Reproduce the whole listing, character for character.

## [EXERCISE MATERIALS]
============

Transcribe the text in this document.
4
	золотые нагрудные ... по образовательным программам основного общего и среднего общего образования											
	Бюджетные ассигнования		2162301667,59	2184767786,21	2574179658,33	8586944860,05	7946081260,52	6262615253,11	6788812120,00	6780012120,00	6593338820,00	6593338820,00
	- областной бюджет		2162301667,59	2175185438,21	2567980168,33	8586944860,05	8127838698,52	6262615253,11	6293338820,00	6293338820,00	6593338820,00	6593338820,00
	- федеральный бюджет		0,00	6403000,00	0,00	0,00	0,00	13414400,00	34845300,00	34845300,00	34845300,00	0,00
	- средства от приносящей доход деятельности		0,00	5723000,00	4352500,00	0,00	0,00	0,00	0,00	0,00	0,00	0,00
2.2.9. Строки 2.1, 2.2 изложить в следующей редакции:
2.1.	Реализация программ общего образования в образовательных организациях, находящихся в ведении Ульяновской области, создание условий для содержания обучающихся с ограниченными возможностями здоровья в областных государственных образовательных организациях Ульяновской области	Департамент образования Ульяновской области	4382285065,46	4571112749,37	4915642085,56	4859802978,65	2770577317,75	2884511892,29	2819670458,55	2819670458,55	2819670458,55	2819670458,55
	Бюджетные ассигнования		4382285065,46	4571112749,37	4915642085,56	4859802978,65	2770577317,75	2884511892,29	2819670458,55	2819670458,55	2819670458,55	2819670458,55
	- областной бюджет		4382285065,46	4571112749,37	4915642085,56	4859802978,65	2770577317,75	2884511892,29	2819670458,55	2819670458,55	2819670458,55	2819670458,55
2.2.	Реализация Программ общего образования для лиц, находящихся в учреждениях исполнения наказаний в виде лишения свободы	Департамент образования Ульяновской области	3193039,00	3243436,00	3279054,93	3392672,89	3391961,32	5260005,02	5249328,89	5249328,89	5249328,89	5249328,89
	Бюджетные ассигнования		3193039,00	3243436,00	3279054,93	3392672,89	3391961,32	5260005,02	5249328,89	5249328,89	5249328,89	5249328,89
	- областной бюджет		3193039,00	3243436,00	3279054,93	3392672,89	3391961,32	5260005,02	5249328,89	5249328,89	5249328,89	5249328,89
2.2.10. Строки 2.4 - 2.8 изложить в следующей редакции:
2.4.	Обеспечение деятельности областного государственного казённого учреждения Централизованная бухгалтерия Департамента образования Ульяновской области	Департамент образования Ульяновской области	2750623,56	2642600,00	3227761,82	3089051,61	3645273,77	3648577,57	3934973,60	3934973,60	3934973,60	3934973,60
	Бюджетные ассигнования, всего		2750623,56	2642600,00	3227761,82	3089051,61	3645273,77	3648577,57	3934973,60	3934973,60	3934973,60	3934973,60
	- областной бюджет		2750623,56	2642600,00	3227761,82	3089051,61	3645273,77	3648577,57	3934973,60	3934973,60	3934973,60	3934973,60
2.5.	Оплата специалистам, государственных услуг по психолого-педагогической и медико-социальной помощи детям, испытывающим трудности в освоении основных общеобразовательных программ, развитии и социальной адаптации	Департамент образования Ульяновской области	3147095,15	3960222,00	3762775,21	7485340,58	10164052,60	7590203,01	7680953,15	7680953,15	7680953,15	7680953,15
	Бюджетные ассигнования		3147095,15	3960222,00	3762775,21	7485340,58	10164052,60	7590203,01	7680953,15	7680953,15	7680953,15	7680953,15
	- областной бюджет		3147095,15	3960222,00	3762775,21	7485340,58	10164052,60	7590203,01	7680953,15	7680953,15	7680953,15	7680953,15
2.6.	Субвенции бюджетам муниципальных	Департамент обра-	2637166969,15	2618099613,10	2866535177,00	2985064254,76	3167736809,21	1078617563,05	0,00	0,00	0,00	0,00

============

## [SOLUTION]
Transcribe the text in this document.
4
	золотые нагрудные ... по образовательным программам основного общего и среднего общего образования											
	Бюджетные ассигнования		2162301667,59	2184767786,21	2574179658,33	8586944860,05	7946081260,52	6262615253,11	6788812120,00	6780012120,00	6593338820,00	6593338820,00
	- областной бюджет		2162301667,59	2175185438,21	2567980168,33	8586944860,05	8127838698,52	6262615253,11	6293338820,00	6293338820,00	6593338820,00	6593338820,00
	- федеральный бюджет		0,00	6403000,00	0,00	0,00	0,00	13414400,00	34845300,00	34845300,00	34845300,00	0,00
	- средства от приносящей доход деятельности		0,00	5723000,00	4352500,00	0,00	0,00	0,00	0,00	0,00	0,00	0,00
2.2.9. Строки 2.1, 2.2 изложить в следующей редакции:
2.1.	Реализация программ общего образования в образовательных организациях, находящихся в ведении Ульяновской области, создание условий для содержания обучающихся с ограниченными возможностями здоровья в областных государственных образовательных организациях Ульяновской области	Департамент образования Ульяновской области	4382285065,46	4571112749,37	4915642085,56	4859802978,65	2770577317,75	2884511892,29	2819670458,55	2819670458,55	2819670458,55	2819670458,55
	Бюджетные ассигнования		4382285065,46	4571112749,37	4915642085,56	4859802978,65	2770577317,75	2884511892,29	2819670458,55	2819670458,55	2819670458,55	2819670458,55
	- областной бюджет		4382285065,46	4571112749,37	4915642085,56	4859802978,65	2770577317,75	2884511892,29	2819670458,55	2819670458,55	2819670458,55	2819670458,55
2.2.	Реализация Программ общего образования для лиц, находящихся в учреждениях исполнения наказаний в виде лишения свободы	Департамент образования Ульяновской области	3193039,00	3243436,00	3279054,93	3392672,89	3391961,32	5260005,02	5249328,89	5249328,89	5249328,89	5249328,89
	Бюджетные ассигнования		3193039,00	3243436,00	3279054,93	3392672,89	3391961,32	5260005,02	5249328,89	5249328,89	5249328,89	5249328,89
	- областной бюджет		3193039,00	3243436,00	3279054,93	3392672,89	3391961,32	5260005,02	5249328,89	5249328,89	5249328,89	5249328,89
2.2.10. Строки 2.4 - 2.8 изложить в следующей редакции:
2.4.	Обеспечение деятельности областного государственного казённого учреждения Централизованная бухгалтерия Департамента образования Ульяновской области	Департамент образования Ульяновской области	2750623,56	2642600,00	3227761,82	3089051,61	3645273,77	3648577,57	3934973,60	3934973,60	3934973,60	3934973,60
	Бюджетные ассигнования, всего		2750623,56	2642600,00	3227761,82	3089051,61	3645273,77	3648577,57	3934973,60	3934973,60	3934973,60	3934973,60
	- областной бюджет		2750623,56	2642600,00	3227761,82	3089051,61	3645273,77	3648577,57	3934973,60	3934973,60	3934973,60	3934973,60
2.5.	Оплата специалистам, государственных услуг по психолого-педагогической и медико-социальной помощи детям, испытывающим трудности в освоении основных общеобразовательных программ, развитии и социальной адаптации	Департамент образования Ульяновской области	3147095,15	3960222,00	3762775,21	7485340,58	10164052,60	7590203,01	7680953,15	7680953,15	7680953,15	7680953,15
	Бюджетные ассигнования		3147095,15	3960222,00	3762775,21	7485340,58	10164052,60	7590203,01	7680953,15	7680953,15	7680953,15	7680953,15
	- областной бюджет		3147095,15	3960222,00	3762775,21	7485340,58	10164052,60	7590203,01	7680953,15	7680953,15	7680953,15	7680953,15
2.6.	Субвенции бюджетам муниципальных	Департамент обра-	2637166969,15	2618099613,10	2866535177,00	2985064254,76	3167736809,21	1078617563,05	0,00	0,00	0,00	0,00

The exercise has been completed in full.